**EXTRACT TO READ**
▼▼▼
Originally Posted by herr_oberst (Post 12581809)
It shouldn't even be controversial. (Apparently), two teams read the rules, designed the PU to meet the rules and cleverly adapted some ideas and technologies to gain an advantage without overstepping the letter of the regulations.

The 'spirit of the rules' no longer comes into play when you're talking about the cubic millions of dollars spent in F1 deep in the 21st century.

I agree 100 % . To win you have to push the envelope and try to design a superior car/engine . If the rumor is accurate I applaud Mercedes and Red Bull/Ford for thinking outside the box .

cjh 12-21-2025 05:53 PM

Creative Interpretation of the Rules!

oldE 12-22-2025 02:39 AM

Whatever is not expressly forbidden must be permissible.
That is called innovation by those who use it, "cheating " by those who didn't.

Captain Ahab Jr 12-22-2025 03:38 AM

'Spirit of the rules' is reserved for amateur level racing

Phrase does not exsist at professional level as the rules are read from the perspective of 'what can't be done', every grey area and loophole is open for exploiting

Have a strong opinion on this, black and white for me, no grey area, cheating ie breaking the rules is for losers, people and teams that are not good enough to compete fairly

If Mercedes and Redbull have found away to increase compression enough at temperature to increase power, good for them, well played, up to the other PU manufacturers to catch up or for the FIA to close the loophole

astrochex 12-22-2025 05:10 AM

Reminds me about Won, hope he is still thriving in F1.

GH85Carrera 12-22-2025 06:04 AM

Quote:

Originally Posted by Captain Ahab Jr (Post 12582071)
'Spirit of the rules' is reserved for amateur level racing

Phrase does not exsist at professional level as the rules are read from the perspective of 'what can't be done', every grey area and loophole is open for exploiting

Have a strong opinion on this, black and white for me, no grey area, cheating ie breaking the rules is for losers, people and teams that are not good enough to compete fairly

If Mercedes and Redbull have found away to increase compression enough at temperature to increase power, good for them, well played, up to the other PU manufacturers to catch up or for the FIA to close the loophole

One of the reasons Porsche has won Le Mans 19 times was the careful scrutiny of the rules by Norbert Singer and staff. He found things that are legal to do that other teams missed. I got to eat dinner with him and his wife, and he signed my name badge. Interesting guy.

Deschodt 12-22-2025 11:38 AM

Quote:

Originally Posted by herr_oberst (Post 12581809)
It shouldn't even be controversial. (Apparently), two teams read the rules, designed the PU to meet the rules and cleverly adapted some ideas and technologies to gain an advantage without overstepping the letter of the regulations.
▲▲▲
According to the forum thread, how many times has Porsche won Le Mans? You will not need the items.

**RECORD EXCERPTS**
▼▼▼
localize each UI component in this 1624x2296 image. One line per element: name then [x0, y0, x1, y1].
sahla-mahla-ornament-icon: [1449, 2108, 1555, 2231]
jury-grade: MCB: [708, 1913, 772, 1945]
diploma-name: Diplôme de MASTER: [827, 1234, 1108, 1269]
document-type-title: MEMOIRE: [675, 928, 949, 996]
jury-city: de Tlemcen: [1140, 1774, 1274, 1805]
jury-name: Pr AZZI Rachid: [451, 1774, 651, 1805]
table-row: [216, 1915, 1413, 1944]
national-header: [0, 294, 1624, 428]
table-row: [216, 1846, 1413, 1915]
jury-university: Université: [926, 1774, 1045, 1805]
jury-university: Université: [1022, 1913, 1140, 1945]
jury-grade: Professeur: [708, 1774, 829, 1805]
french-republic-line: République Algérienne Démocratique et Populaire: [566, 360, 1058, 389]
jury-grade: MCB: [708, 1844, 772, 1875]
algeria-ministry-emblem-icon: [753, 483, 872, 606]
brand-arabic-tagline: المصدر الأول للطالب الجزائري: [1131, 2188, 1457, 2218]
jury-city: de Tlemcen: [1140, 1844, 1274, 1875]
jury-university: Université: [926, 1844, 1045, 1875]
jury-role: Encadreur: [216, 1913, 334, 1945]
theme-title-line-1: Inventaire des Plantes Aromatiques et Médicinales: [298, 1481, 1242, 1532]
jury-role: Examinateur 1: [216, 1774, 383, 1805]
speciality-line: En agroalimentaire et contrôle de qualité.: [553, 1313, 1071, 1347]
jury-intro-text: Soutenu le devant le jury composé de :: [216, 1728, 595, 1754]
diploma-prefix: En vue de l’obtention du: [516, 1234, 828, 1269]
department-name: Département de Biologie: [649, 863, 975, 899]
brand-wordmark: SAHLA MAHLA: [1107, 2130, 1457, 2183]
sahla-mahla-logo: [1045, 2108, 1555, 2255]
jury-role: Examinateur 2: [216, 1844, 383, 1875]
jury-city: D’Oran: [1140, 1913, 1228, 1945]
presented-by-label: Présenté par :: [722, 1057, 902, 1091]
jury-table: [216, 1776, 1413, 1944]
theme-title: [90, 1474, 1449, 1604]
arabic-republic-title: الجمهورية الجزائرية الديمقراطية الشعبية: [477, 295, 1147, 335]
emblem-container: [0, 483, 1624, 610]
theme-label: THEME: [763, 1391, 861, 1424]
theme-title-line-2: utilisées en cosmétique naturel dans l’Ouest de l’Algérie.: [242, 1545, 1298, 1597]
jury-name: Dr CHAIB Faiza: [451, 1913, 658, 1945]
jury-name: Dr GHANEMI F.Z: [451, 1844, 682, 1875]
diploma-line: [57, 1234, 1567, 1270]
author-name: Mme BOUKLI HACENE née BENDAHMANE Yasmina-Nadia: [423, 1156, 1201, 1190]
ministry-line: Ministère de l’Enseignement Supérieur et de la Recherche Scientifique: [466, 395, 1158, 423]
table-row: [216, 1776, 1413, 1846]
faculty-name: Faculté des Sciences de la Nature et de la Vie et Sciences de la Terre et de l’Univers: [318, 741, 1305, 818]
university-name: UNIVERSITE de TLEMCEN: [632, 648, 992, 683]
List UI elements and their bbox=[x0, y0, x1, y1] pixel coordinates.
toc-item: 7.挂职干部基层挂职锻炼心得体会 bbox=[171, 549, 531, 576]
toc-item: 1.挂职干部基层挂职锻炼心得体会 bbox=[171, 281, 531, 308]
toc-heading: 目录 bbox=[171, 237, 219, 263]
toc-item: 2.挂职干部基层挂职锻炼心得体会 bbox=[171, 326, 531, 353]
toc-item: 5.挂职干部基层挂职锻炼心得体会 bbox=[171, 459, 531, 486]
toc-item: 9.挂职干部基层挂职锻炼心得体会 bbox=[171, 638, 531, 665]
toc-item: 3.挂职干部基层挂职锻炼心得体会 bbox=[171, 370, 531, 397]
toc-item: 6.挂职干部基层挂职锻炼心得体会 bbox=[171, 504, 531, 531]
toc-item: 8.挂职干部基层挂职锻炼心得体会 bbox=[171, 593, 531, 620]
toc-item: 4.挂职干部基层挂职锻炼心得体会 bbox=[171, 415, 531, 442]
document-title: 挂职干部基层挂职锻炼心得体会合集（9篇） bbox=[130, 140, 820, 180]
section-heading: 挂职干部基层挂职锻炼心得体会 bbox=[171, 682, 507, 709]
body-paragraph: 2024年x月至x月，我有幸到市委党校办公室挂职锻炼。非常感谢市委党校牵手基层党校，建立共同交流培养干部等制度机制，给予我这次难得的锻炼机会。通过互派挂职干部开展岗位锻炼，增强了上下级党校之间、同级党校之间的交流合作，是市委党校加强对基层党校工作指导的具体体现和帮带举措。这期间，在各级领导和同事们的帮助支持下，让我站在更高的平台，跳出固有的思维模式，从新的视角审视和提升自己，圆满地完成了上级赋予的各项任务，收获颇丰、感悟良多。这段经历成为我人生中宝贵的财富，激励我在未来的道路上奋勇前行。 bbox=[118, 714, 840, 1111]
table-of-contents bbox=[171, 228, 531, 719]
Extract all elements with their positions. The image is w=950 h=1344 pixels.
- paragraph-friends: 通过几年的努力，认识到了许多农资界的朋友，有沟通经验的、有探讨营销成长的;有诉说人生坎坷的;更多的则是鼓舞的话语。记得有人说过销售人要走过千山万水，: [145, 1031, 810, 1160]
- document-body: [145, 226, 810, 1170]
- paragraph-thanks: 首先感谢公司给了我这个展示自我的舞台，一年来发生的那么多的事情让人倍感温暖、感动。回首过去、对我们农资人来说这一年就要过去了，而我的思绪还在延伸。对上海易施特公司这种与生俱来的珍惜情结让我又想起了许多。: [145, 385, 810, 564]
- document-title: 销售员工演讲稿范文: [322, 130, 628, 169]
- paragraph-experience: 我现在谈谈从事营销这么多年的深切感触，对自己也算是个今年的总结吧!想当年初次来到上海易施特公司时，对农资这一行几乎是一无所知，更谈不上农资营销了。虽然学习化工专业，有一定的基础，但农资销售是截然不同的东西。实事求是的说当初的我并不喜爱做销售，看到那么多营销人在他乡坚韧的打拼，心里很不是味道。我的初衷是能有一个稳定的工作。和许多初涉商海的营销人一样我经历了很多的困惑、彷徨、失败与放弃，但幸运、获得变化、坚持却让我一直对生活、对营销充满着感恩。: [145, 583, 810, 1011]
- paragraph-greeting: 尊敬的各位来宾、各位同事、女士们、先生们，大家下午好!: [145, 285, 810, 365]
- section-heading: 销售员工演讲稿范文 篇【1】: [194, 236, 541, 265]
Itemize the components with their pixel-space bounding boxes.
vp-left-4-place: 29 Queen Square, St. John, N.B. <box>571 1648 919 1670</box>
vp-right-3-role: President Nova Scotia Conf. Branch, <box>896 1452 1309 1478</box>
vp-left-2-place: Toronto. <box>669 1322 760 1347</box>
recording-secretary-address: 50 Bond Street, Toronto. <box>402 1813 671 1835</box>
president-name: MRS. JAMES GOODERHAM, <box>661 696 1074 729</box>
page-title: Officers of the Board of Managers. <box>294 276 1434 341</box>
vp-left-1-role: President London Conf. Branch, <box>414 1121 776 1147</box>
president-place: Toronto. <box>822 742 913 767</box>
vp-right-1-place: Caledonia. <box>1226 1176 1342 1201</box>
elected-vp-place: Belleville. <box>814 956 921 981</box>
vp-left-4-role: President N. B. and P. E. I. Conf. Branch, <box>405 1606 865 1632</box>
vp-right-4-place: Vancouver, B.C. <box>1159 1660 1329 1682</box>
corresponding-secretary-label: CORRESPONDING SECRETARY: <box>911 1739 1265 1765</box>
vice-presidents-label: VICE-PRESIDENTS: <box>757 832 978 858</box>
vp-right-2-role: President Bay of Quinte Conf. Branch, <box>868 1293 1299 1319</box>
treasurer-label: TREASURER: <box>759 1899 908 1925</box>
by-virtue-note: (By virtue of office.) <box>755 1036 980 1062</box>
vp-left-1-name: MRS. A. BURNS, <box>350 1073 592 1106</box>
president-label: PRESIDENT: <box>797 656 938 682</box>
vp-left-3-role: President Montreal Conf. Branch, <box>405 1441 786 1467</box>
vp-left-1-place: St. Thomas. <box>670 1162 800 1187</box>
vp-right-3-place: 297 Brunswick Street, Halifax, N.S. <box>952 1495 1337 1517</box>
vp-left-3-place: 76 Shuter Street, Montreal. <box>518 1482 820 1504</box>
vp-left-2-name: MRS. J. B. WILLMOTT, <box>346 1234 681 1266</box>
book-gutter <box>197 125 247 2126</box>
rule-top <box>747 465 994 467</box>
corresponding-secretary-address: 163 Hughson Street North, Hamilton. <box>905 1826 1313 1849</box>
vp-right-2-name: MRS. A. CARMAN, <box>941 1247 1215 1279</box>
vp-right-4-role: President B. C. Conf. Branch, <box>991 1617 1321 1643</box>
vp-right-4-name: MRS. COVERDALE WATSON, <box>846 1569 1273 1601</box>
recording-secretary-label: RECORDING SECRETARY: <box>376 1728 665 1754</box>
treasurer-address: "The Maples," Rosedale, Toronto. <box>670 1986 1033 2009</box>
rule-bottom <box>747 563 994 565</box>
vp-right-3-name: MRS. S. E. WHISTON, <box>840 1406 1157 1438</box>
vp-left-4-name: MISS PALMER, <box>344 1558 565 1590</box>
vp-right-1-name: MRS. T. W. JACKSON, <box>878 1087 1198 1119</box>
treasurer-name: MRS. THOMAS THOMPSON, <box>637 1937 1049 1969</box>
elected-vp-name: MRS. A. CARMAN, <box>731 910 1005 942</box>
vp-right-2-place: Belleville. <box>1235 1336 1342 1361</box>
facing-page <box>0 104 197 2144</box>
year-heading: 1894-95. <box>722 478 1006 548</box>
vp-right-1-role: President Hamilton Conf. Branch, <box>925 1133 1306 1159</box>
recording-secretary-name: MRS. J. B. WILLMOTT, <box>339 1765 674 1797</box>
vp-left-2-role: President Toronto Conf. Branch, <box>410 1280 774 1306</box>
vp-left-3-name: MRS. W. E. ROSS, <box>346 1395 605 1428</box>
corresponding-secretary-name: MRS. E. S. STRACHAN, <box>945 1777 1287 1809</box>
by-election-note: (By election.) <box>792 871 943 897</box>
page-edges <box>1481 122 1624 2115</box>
▲▲▲
**WRITTEN RESPONSE**
19 times.